== Data extract ==
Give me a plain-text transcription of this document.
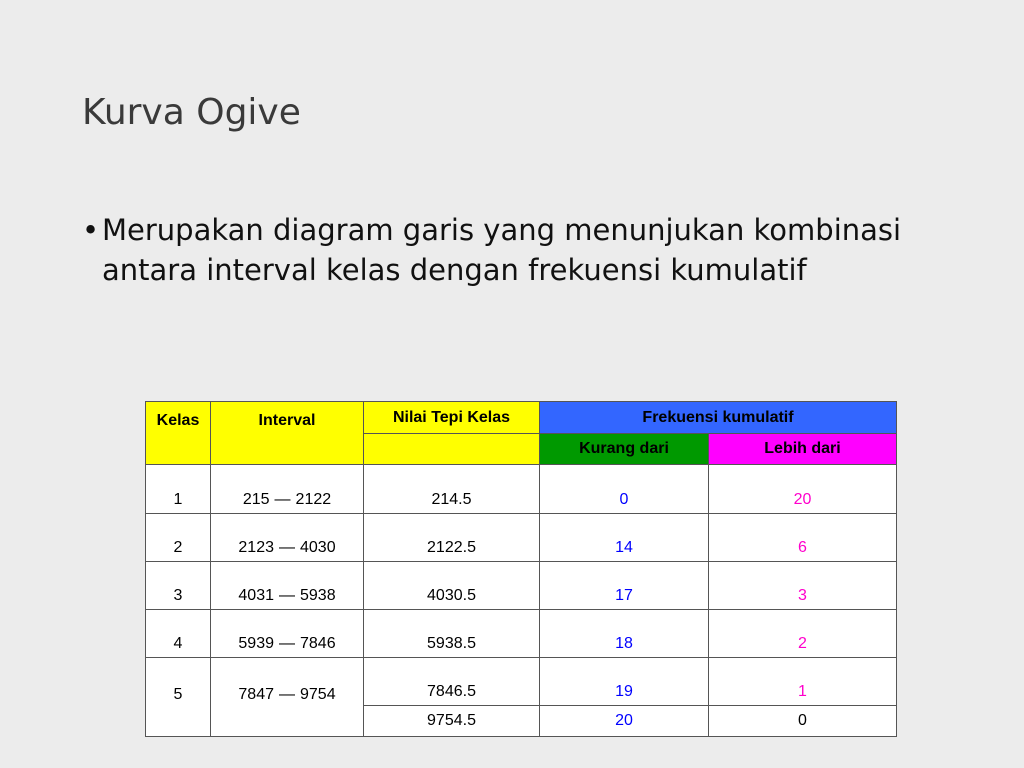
Kurva Ogive
• Merupakan diagram garis yang menunjukan kombinasi antara interval kelas dengan frekuensi kumulatif
Kelas	Interval	Nilai Tepi Kelas	Frekuensi kumulatif	
			Kurang dari	Lebih dari
1	215 — 2122	214.5	0	20
2	2123 — 4030	2122.5	14	6
3	4031 — 5938	4030.5	17	3
4	5939 — 7846	5938.5	18	2
5	7847 — 9754	7846.5	19	1
		9754.5	20	0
===
Pictures stay out; reproduce every line of the records exactly.

Give me a plain-text transcription of this document.
Kurva Ogive
• Merupakan diagram garis yang menunjukan kombinasi antara interval kelas dengan frekuensi kumulatif
Kelas	Interval	Nilai Tepi Kelas	Frekuensi kumulatif	
			Kurang dari	Lebih dari
1	215 — 2122	214.5	0	20
2	2123 — 4030	2122.5	14	6
3	4031 — 5938	4030.5	17	3
4	5939 — 7846	5938.5	18	2
5	7847 — 9754	7846.5	19	1
		9754.5	20	0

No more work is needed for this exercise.